Go through the records and give each one again exactly.

**RAW RECORDS**
────────────────────

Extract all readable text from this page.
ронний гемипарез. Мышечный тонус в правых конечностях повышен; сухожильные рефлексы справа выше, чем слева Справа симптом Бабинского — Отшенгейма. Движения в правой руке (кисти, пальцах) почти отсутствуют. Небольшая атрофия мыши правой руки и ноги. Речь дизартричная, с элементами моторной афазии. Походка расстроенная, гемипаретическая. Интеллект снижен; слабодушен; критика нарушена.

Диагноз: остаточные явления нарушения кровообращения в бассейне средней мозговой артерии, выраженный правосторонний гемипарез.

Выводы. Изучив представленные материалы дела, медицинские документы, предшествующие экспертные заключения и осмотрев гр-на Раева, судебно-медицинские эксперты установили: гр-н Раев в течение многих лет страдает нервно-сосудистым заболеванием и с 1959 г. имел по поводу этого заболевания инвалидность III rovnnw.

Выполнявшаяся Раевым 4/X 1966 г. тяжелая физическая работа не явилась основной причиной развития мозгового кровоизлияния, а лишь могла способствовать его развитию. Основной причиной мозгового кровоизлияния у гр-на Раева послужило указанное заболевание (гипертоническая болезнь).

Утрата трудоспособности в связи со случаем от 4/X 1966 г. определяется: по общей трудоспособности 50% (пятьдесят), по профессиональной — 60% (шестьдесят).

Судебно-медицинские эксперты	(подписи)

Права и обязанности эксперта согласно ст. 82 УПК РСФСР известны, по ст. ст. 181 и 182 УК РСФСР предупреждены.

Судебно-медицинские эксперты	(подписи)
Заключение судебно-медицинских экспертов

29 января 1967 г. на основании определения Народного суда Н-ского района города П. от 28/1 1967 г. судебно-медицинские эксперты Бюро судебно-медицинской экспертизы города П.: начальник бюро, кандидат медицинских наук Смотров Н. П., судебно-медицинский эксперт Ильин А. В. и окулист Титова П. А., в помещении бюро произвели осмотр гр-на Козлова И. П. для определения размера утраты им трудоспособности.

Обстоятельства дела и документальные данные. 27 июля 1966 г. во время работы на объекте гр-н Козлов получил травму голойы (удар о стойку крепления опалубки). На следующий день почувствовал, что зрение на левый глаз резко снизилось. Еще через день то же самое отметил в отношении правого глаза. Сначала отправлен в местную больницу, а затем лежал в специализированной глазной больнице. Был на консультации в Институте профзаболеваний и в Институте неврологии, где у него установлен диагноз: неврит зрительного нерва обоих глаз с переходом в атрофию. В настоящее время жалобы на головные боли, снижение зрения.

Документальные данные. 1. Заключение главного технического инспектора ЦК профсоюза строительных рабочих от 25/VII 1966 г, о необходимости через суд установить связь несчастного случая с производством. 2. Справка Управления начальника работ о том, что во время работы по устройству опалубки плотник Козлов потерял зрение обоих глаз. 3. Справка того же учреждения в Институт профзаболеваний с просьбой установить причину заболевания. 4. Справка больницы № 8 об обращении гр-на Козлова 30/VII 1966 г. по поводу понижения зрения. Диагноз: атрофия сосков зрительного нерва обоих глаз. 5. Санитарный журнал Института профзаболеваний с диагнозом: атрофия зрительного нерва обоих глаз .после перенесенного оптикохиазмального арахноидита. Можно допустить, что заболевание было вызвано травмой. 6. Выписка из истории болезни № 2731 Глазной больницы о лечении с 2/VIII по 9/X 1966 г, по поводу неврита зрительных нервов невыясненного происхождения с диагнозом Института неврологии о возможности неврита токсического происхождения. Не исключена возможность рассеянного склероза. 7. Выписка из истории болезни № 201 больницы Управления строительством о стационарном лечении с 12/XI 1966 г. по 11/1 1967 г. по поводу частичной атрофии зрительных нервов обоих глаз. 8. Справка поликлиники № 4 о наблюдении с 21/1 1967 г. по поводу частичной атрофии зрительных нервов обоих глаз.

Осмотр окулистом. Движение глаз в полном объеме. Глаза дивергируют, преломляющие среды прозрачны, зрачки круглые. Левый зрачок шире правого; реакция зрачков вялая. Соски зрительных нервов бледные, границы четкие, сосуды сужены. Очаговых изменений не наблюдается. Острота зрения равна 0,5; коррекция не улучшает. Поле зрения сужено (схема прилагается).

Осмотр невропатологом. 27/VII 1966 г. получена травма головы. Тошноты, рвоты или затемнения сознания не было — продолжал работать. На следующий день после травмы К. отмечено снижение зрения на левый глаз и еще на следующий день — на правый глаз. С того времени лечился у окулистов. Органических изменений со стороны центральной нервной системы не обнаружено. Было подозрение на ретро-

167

────────────────────

**FULL ANSWER**
Extract all readable text from this page.
ронний гемипарез. Мышечный тонус в правых конечностях повышен; сухожильные рефлексы справа выше, чем слева Справа симптом Бабинского — Отшенгейма. Движения в правой руке (кисти, пальцах) почти отсутствуют. Небольшая атрофия мыши правой руки и ноги. Речь дизартричная, с элементами моторной афазии. Походка расстроенная, гемипаретическая. Интеллект снижен; слабодушен; критика нарушена.

Диагноз: остаточные явления нарушения кровообращения в бассейне средней мозговой артерии, выраженный правосторонний гемипарез.

Выводы. Изучив представленные материалы дела, медицинские документы, предшествующие экспертные заключения и осмотрев гр-на Раева, судебно-медицинские эксперты установили: гр-н Раев в течение многих лет страдает нервно-сосудистым заболеванием и с 1959 г. имел по поводу этого заболевания инвалидность III rovnnw.

Выполнявшаяся Раевым 4/X 1966 г. тяжелая физическая работа не явилась основной причиной развития мозгового кровоизлияния, а лишь могла способствовать его развитию. Основной причиной мозгового кровоизлияния у гр-на Раева послужило указанное заболевание (гипертоническая болезнь).

Утрата трудоспособности в связи со случаем от 4/X 1966 г. определяется: по общей трудоспособности 50% (пятьдесят), по профессиональной — 60% (шестьдесят).

Судебно-медицинские эксперты	(подписи)

Права и обязанности эксперта согласно ст. 82 УПК РСФСР известны, по ст. ст. 181 и 182 УК РСФСР предупреждены.

Судебно-медицинские эксперты	(подписи)
Заключение судебно-медицинских экспертов

29 января 1967 г. на основании определения Народного суда Н-ского района города П. от 28/1 1967 г. судебно-медицинские эксперты Бюро судебно-медицинской экспертизы города П.: начальник бюро, кандидат медицинских наук Смотров Н. П., судебно-медицинский эксперт Ильин А. В. и окулист Титова П. А., в помещении бюро произвели осмотр гр-на Козлова И. П. для определения размера утраты им трудоспособности.

Обстоятельства дела и документальные данные. 27 июля 1966 г. во время работы на объекте гр-н Козлов получил травму голойы (удар о стойку крепления опалубки). На следующий день почувствовал, что зрение на левый глаз резко снизилось. Еще через день то же самое отметил в отношении правого глаза. Сначала отправлен в местную больницу, а затем лежал в специализированной глазной больнице. Был на консультации в Институте профзаболеваний и в Институте неврологии, где у него установлен диагноз: неврит зрительного нерва обоих глаз с переходом в атрофию. В настоящее время жалобы на головные боли, снижение зрения.

Документальные данные. 1. Заключение главного технического инспектора ЦК профсоюза строительных рабочих от 25/VII 1966 г, о необходимости через суд установить связь несчастного случая с производством. 2. Справка Управления начальника работ о том, что во время работы по устройству опалубки плотник Козлов потерял зрение обоих глаз. 3. Справка того же учреждения в Институт профзаболеваний с просьбой установить причину заболевания. 4. Справка больницы № 8 об обращении гр-на Козлова 30/VII 1966 г. по поводу понижения зрения. Диагноз: атрофия сосков зрительного нерва обоих глаз. 5. Санитарный журнал Института профзаболеваний с диагнозом: атрофия зрительного нерва обоих глаз .после перенесенного оптикохиазмального арахноидита. Можно допустить, что заболевание было вызвано травмой. 6. Выписка из истории болезни № 2731 Глазной больницы о лечении с 2/VIII по 9/X 1966 г, по поводу неврита зрительных нервов невыясненного происхождения с диагнозом Института неврологии о возможности неврита токсического происхождения. Не исключена возможность рассеянного склероза. 7. Выписка из истории болезни № 201 больницы Управления строительством о стационарном лечении с 12/XI 1966 г. по 11/1 1967 г. по поводу частичной атрофии зрительных нервов обоих глаз. 8. Справка поликлиники № 4 о наблюдении с 21/1 1967 г. по поводу частичной атрофии зрительных нервов обоих глаз.

Осмотр окулистом. Движение глаз в полном объеме. Глаза дивергируют, преломляющие среды прозрачны, зрачки круглые. Левый зрачок шире правого; реакция зрачков вялая. Соски зрительных нервов бледные, границы четкие, сосуды сужены. Очаговых изменений не наблюдается. Острота зрения равна 0,5; коррекция не улучшает. Поле зрения сужено (схема прилагается).

Осмотр невропатологом. 27/VII 1966 г. получена травма головы. Тошноты, рвоты или затемнения сознания не было — продолжал работать. На следующий день после травмы К. отмечено снижение зрения на левый глаз и еще на следующий день — на правый глаз. С того времени лечился у окулистов. Органических изменений со стороны центральной нервной системы не обнаружено. Было подозрение на ретро-

167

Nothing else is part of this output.